● **WHAT THE TASK ASKS**
Each entry must come back word for word; drop the images as you go.

● **RECORDS**
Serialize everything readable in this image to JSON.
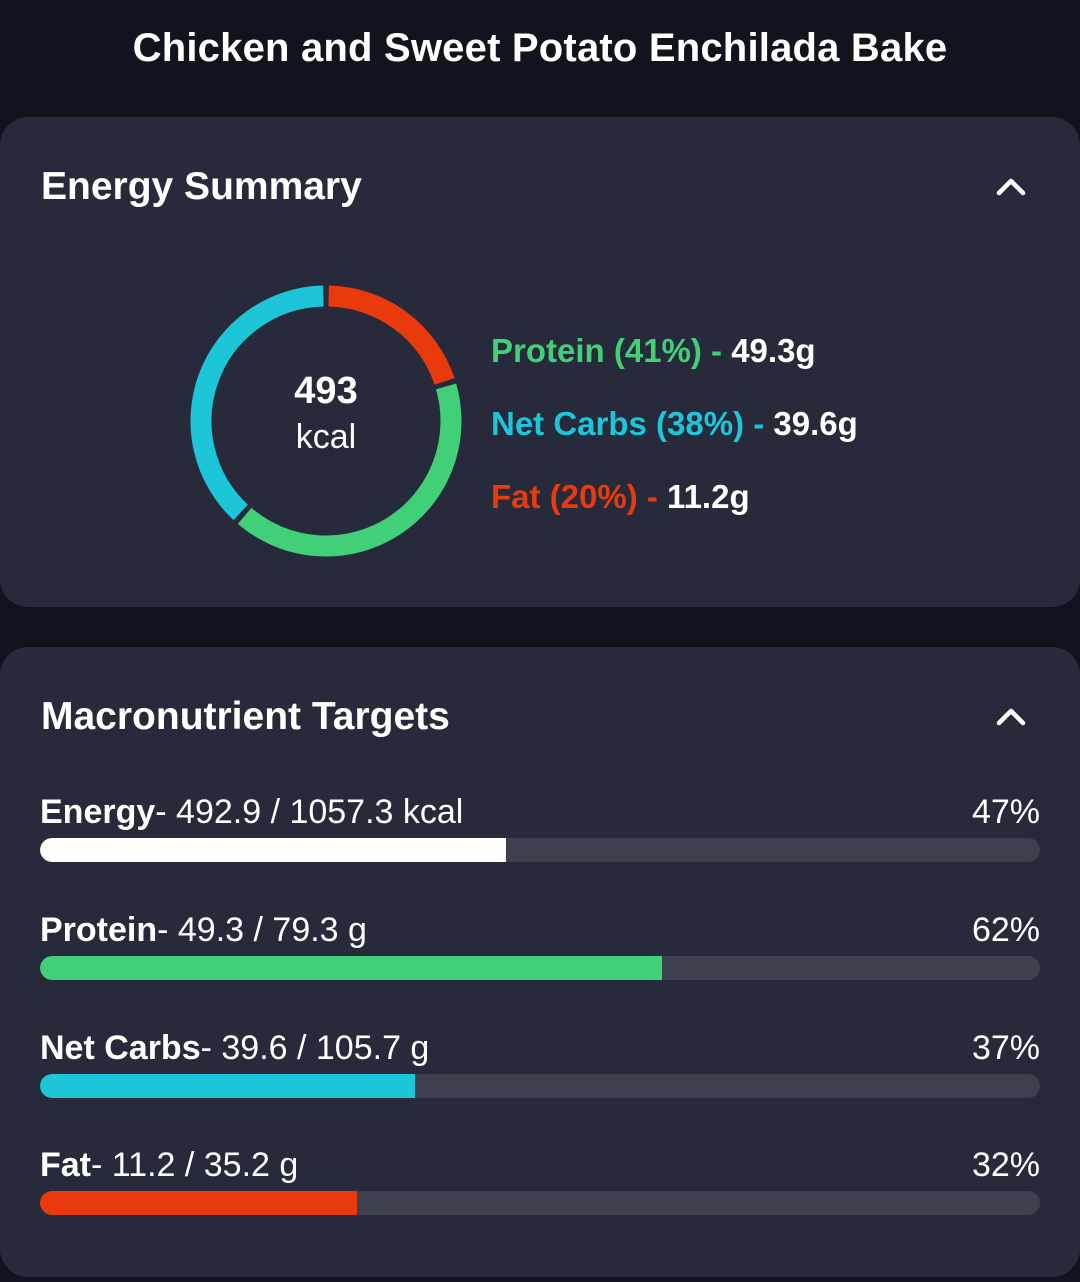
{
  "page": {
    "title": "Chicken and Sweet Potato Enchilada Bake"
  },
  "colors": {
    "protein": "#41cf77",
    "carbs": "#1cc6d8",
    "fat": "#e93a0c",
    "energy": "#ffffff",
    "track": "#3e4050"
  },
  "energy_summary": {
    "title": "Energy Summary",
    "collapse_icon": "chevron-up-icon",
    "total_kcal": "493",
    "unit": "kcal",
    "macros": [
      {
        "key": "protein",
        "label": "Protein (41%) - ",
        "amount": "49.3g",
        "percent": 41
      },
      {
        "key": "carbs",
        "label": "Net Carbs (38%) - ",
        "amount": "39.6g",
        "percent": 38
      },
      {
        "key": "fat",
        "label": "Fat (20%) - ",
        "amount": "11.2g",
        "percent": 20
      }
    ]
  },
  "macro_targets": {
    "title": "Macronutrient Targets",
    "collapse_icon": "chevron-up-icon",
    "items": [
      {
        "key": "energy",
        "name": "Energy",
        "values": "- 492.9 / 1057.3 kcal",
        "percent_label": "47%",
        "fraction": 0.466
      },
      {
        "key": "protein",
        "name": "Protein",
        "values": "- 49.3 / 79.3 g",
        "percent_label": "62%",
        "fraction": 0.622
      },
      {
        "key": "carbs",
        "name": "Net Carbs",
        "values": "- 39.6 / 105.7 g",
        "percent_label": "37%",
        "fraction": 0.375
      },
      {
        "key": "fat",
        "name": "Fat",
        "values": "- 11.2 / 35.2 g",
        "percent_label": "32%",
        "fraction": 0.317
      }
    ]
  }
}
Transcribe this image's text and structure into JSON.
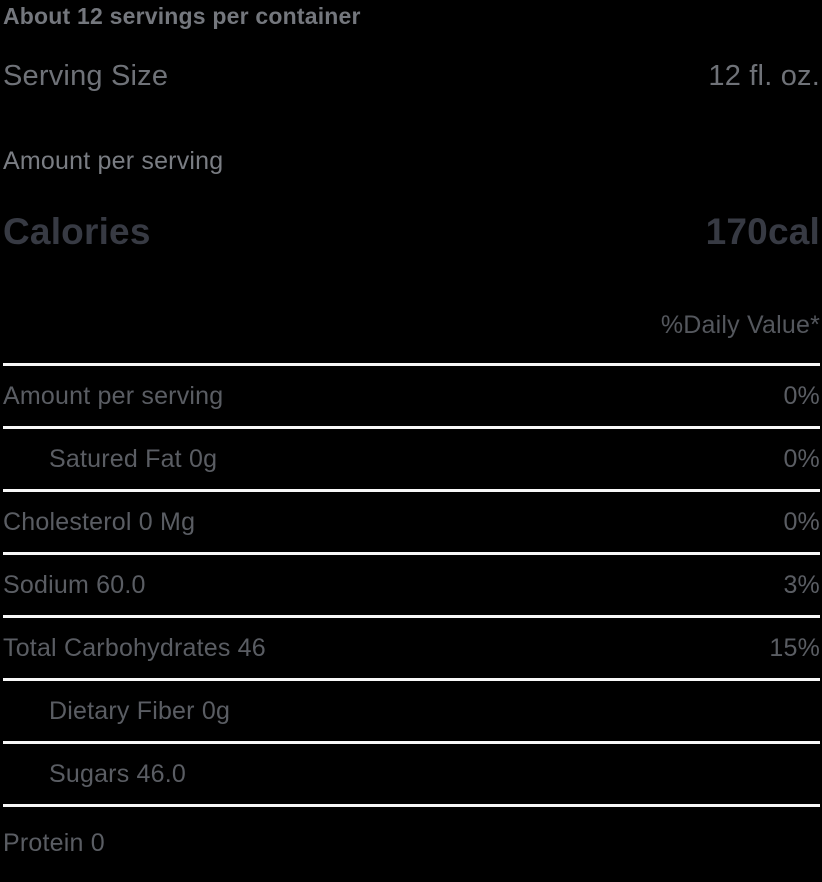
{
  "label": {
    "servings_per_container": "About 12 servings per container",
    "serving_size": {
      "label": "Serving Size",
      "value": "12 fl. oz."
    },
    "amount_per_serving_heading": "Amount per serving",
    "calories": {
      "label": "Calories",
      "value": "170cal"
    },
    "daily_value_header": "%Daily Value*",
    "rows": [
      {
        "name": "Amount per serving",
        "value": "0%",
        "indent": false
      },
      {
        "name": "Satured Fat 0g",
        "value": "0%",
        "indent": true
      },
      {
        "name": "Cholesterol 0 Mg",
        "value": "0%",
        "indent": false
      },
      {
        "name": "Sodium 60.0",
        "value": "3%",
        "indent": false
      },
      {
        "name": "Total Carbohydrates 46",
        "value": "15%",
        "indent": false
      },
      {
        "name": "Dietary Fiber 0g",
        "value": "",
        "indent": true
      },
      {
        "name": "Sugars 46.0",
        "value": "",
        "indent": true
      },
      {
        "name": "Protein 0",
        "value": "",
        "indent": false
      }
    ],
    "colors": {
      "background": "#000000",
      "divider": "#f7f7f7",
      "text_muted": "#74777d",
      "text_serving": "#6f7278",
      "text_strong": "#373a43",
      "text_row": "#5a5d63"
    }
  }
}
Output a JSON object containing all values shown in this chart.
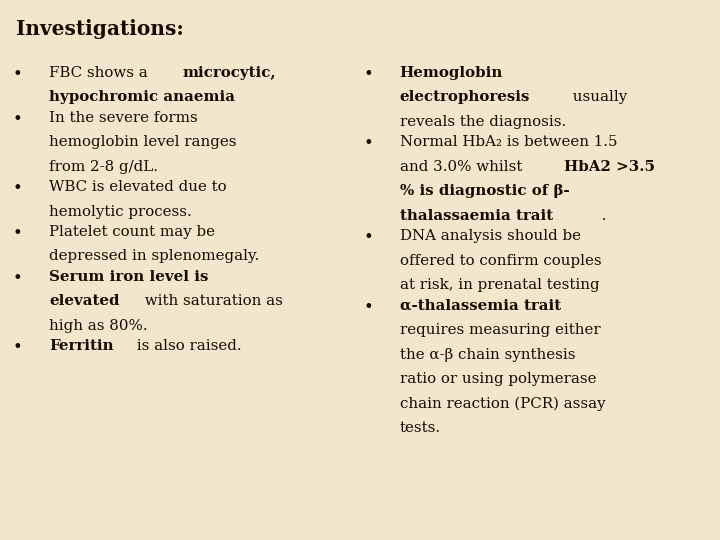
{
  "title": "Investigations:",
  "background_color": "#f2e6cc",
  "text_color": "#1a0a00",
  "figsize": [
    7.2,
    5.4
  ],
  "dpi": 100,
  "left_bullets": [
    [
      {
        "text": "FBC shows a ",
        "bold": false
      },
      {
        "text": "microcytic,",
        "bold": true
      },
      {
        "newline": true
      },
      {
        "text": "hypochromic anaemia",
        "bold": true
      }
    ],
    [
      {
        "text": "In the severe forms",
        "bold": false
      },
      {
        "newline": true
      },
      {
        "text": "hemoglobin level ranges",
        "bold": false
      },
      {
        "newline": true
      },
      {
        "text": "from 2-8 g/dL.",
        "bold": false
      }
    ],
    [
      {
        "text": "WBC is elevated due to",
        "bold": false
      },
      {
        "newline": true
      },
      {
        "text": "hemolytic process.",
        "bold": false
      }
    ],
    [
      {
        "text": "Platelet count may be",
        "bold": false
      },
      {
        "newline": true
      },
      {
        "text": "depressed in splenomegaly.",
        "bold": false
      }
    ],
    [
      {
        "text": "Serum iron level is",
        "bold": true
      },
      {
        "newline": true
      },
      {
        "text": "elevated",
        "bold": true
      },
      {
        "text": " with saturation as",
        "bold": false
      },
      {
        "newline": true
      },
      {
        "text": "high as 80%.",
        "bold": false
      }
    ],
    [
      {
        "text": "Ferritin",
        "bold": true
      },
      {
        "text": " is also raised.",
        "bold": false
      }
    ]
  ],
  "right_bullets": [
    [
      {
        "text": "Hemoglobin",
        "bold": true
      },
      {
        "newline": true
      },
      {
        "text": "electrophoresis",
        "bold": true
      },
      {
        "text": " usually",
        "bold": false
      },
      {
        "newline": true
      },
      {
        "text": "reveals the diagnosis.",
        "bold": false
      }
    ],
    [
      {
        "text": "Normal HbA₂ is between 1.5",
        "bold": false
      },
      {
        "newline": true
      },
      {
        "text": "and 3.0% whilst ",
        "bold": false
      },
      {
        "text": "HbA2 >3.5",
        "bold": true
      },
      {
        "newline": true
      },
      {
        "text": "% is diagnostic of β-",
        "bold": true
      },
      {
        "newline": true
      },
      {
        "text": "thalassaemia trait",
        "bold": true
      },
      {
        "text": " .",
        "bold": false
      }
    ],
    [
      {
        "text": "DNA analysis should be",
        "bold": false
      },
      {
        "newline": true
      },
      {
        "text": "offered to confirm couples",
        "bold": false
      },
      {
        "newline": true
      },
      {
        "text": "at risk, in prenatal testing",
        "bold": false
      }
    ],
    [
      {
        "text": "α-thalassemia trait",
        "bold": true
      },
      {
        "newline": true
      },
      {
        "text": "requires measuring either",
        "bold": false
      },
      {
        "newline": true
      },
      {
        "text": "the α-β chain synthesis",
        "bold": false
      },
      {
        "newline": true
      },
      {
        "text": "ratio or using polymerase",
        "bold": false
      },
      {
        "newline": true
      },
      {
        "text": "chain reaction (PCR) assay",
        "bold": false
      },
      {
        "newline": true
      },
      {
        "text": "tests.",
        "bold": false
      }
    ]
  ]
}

● **ANSWER SECTION**
Serialize everything readable in this image to JSON.
{
  "page": {
    "title": "Chicken and Sweet Potato Enchilada Bake"
  },
  "colors": {
    "protein": "#41cf77",
    "carbs": "#1cc6d8",
    "fat": "#e93a0c",
    "energy": "#ffffff",
    "track": "#3e4050"
  },
  "energy_summary": {
    "title": "Energy Summary",
    "collapse_icon": "chevron-up-icon",
    "total_kcal": "493",
    "unit": "kcal",
    "macros": [
      {
        "key": "protein",
        "label": "Protein (41%) - ",
        "amount": "49.3g",
        "percent": 41
      },
      {
        "key": "carbs",
        "label": "Net Carbs (38%) - ",
        "amount": "39.6g",
        "percent": 38
      },
      {
        "key": "fat",
        "label": "Fat (20%) - ",
        "amount": "11.2g",
        "percent": 20
      }
    ]
  },
  "macro_targets": {
    "title": "Macronutrient Targets",
    "collapse_icon": "chevron-up-icon",
    "items": [
      {
        "key": "energy",
        "name": "Energy",
        "values": "- 492.9 / 1057.3 kcal",
        "percent_label": "47%",
        "fraction": 0.466
      },
      {
        "key": "protein",
        "name": "Protein",
        "values": "- 49.3 / 79.3 g",
        "percent_label": "62%",
        "fraction": 0.622
      },
      {
        "key": "carbs",
        "name": "Net Carbs",
        "values": "- 39.6 / 105.7 g",
        "percent_label": "37%",
        "fraction": 0.375
      },
      {
        "key": "fat",
        "name": "Fat",
        "values": "- 11.2 / 35.2 g",
        "percent_label": "32%",
        "fraction": 0.317
      }
    ]
  }
}
Transcribe this image's text and structure into JSON.
{
  "label": {
    "servings_per_container": "About 12 servings per container",
    "serving_size": {
      "label": "Serving Size",
      "value": "12 fl. oz."
    },
    "amount_per_serving_heading": "Amount per serving",
    "calories": {
      "label": "Calories",
      "value": "170cal"
    },
    "daily_value_header": "%Daily Value*",
    "rows": [
      {
        "name": "Amount per serving",
        "value": "0%",
        "indent": false
      },
      {
        "name": "Satured Fat 0g",
        "value": "0%",
        "indent": true
      },
      {
        "name": "Cholesterol 0 Mg",
        "value": "0%",
        "indent": false
      },
      {
        "name": "Sodium 60.0",
        "value": "3%",
        "indent": false
      },
      {
        "name": "Total Carbohydrates 46",
        "value": "15%",
        "indent": false
      },
      {
        "name": "Dietary Fiber 0g",
        "value": "",
        "indent": true
      },
      {
        "name": "Sugars 46.0",
        "value": "",
        "indent": true
      },
      {
        "name": "Protein 0",
        "value": "",
        "indent": false
      }
    ],
    "colors": {
      "background": "#000000",
      "divider": "#f7f7f7",
      "text_muted": "#74777d",
      "text_serving": "#6f7278",
      "text_strong": "#373a43",
      "text_row": "#5a5d63"
    }
  }
}
Output a JSON object containing all values shown in this chart.
{
  "title": "Investigations:",
  "background_color": "#f2e6cc",
  "text_color": "#1a0a00",
  "figsize": [
    7.2,
    5.4
  ],
  "dpi": 100,
  "left_bullets": [
    [
      {
        "text": "FBC shows a ",
        "bold": false
      },
      {
        "text": "microcytic,",
        "bold": true
      },
      {
        "newline": true
      },
      {
        "text": "hypochromic anaemia",
        "bold": true
      }
    ],
    [
      {
        "text": "In the severe forms",
        "bold": false
      },
      {
        "newline": true
      },
      {
        "text": "hemoglobin level ranges",
        "bold": false
      },
      {
        "newline": true
      },
      {
        "text": "from 2-8 g/dL.",
        "bold": false
      }
    ],
    [
      {
        "text": "WBC is elevated due to",
        "bold": false
      },
      {
        "newline": true
      },
      {
        "text": "hemolytic process.",
        "bold": false
      }
    ],
    [
      {
        "text": "Platelet count may be",
        "bold": false
      },
      {
        "newline": true
      },
      {
        "text": "depressed in splenomegaly.",
        "bold": false
      }
    ],
    [
      {
        "text": "Serum iron level is",
        "bold": true
      },
      {
        "newline": true
      },
      {
        "text": "elevated",
        "bold": true
      },
      {
        "text": " with saturation as",
        "bold": false
      },
      {
        "newline": true
      },
      {
        "text": "high as 80%.",
        "bold": false
      }
    ],
    [
      {
        "text": "Ferritin",
        "bold": true
      },
      {
        "text": " is also raised.",
        "bold": false
      }
    ]
  ],
  "right_bullets": [
    [
      {
        "text": "Hemoglobin",
        "bold": true
      },
      {
        "newline": true
      },
      {
        "text": "electrophoresis",
        "bold": true
      },
      {
        "text": " usually",
        "bold": false
      },
      {
        "newline": true
      },
      {
        "text": "reveals the diagnosis.",
        "bold": false
      }
    ],
    [
      {
        "text": "Normal HbA₂ is between 1.5",
        "bold": false
      },
      {
        "newline": true
      },
      {
        "text": "and 3.0% whilst ",
        "bold": false
      },
      {
        "text": "HbA2 >3.5",
        "bold": true
      },
      {
        "newline": true
      },
      {
        "text": "% is diagnostic of β-",
        "bold": true
      },
      {
        "newline": true
      },
      {
        "text": "thalassaemia trait",
        "bold": true
      },
      {
        "text": " .",
        "bold": false
      }
    ],
    [
      {
        "text": "DNA analysis should be",
        "bold": false
      },
      {
        "newline": true
      },
      {
        "text": "offered to confirm couples",
        "bold": false
      },
      {
        "newline": true
      },
      {
        "text": "at risk, in prenatal testing",
        "bold": false
      }
    ],
    [
      {
        "text": "α-thalassemia trait",
        "bold": true
      },
      {
        "newline": true
      },
      {
        "text": "requires measuring either",
        "bold": false
      },
      {
        "newline": true
      },
      {
        "text": "the α-β chain synthesis",
        "bold": false
      },
      {
        "newline": true
      },
      {
        "text": "ratio or using polymerase",
        "bold": false
      },
      {
        "newline": true
      },
      {
        "text": "chain reaction (PCR) assay",
        "bold": false
      },
      {
        "newline": true
      },
      {
        "text": "tests.",
        "bold": false
      }
    ]
  ]
}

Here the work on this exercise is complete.